(Figure record extracts)
>>>>>
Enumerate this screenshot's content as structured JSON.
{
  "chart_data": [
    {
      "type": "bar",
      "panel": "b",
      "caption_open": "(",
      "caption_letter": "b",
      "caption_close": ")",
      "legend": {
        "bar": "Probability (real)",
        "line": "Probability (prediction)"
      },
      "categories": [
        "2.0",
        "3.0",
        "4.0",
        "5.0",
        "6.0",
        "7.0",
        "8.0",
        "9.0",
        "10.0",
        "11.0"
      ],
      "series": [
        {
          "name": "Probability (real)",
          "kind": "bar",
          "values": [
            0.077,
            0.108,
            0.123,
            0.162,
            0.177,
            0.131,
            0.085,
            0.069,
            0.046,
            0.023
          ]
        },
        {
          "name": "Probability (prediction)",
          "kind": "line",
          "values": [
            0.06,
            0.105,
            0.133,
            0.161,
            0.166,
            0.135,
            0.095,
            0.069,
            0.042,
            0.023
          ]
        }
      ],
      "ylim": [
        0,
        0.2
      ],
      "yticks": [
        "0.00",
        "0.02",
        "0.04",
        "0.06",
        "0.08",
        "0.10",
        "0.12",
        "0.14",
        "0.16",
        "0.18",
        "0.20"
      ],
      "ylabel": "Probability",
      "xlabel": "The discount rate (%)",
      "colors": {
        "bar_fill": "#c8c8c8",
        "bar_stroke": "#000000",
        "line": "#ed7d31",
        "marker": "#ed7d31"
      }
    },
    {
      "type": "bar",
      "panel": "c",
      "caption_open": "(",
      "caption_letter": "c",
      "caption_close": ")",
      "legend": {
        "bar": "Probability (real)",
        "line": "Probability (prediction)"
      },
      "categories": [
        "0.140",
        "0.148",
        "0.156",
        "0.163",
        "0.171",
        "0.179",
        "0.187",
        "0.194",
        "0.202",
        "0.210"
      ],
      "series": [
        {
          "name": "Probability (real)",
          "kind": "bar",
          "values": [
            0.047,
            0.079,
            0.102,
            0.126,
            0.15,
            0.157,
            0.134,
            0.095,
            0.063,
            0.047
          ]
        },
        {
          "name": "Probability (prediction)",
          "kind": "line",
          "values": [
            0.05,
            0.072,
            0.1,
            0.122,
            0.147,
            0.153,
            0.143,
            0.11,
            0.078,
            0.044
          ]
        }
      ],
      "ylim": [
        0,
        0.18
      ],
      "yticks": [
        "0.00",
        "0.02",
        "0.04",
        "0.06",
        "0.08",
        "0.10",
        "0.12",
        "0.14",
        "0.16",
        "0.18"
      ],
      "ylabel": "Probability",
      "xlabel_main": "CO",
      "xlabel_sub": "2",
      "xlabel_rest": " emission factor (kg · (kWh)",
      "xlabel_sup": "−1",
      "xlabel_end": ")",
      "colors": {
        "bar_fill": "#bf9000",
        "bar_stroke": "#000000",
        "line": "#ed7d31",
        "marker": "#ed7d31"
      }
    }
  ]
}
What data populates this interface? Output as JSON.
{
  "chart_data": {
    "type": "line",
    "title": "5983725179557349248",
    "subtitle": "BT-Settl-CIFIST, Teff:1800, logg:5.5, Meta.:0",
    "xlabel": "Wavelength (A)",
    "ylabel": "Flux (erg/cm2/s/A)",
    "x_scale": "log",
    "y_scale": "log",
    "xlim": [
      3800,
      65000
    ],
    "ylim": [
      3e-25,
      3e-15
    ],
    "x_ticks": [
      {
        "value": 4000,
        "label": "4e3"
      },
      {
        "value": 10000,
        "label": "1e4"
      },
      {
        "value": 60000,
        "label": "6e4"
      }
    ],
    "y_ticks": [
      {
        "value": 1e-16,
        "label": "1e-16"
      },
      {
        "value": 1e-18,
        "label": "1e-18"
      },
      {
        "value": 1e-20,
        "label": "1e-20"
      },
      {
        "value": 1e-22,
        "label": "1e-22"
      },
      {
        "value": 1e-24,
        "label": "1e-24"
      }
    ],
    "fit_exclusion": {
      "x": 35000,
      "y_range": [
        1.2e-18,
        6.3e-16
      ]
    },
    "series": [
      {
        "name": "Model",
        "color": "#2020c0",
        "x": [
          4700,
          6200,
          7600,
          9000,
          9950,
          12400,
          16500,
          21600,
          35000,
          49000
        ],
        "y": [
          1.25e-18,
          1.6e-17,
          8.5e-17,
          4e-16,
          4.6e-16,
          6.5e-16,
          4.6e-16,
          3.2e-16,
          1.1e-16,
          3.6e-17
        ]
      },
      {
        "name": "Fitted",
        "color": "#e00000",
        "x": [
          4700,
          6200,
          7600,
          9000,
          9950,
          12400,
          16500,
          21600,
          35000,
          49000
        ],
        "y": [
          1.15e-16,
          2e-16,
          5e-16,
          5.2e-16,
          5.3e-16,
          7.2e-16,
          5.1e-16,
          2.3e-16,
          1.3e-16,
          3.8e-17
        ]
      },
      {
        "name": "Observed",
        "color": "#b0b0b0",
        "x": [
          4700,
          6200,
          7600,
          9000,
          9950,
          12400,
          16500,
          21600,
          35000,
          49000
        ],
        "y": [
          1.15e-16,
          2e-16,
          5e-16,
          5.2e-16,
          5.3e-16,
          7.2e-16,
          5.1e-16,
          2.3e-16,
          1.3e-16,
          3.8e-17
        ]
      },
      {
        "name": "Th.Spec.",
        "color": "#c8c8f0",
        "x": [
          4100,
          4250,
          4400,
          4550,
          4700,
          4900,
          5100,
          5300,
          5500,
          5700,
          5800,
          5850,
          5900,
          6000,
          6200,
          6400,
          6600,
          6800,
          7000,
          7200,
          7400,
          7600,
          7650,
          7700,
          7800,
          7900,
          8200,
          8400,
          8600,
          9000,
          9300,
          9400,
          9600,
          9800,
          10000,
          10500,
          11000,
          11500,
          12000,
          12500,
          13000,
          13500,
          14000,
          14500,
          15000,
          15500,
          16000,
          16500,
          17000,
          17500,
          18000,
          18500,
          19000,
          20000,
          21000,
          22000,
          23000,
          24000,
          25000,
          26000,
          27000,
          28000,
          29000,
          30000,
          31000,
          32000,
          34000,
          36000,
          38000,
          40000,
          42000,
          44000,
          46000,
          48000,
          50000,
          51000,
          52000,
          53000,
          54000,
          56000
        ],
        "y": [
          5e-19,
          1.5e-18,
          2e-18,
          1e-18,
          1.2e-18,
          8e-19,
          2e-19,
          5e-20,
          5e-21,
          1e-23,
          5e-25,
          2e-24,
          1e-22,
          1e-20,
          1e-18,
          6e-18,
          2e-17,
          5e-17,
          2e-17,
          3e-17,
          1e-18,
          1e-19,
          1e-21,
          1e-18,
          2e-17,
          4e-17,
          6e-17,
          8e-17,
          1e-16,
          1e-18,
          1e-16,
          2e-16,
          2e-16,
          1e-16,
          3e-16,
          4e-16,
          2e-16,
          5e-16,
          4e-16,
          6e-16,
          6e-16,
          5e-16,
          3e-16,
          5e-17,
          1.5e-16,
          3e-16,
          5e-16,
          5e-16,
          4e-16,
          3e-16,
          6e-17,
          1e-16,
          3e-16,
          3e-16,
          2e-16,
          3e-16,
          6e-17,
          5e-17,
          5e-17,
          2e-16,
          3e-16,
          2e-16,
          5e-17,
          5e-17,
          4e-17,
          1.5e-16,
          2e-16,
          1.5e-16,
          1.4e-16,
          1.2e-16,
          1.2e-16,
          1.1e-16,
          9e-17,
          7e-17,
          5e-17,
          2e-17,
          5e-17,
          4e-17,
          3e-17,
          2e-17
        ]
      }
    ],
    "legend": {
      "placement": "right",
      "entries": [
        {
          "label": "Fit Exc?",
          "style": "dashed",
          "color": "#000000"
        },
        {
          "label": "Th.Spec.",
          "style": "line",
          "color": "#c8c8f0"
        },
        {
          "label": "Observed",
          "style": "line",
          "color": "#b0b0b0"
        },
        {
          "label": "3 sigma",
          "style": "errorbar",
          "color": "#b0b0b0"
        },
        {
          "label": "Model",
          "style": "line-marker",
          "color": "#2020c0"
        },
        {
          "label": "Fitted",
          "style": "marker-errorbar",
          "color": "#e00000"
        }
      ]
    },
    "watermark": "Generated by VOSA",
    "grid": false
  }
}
<<<<<
Given exercise:
Check the data for the word "name" and pull out the lines that have it.

Finished task:
          "name": "Probability (real)",
          "name": "Probability (prediction)",
          "name": "Probability (real)",
          "name": "Probability (prediction)",
        "name": "Model",
        "name": "Fitted",
        "name": "Observed",
        "name": "Th.Spec.",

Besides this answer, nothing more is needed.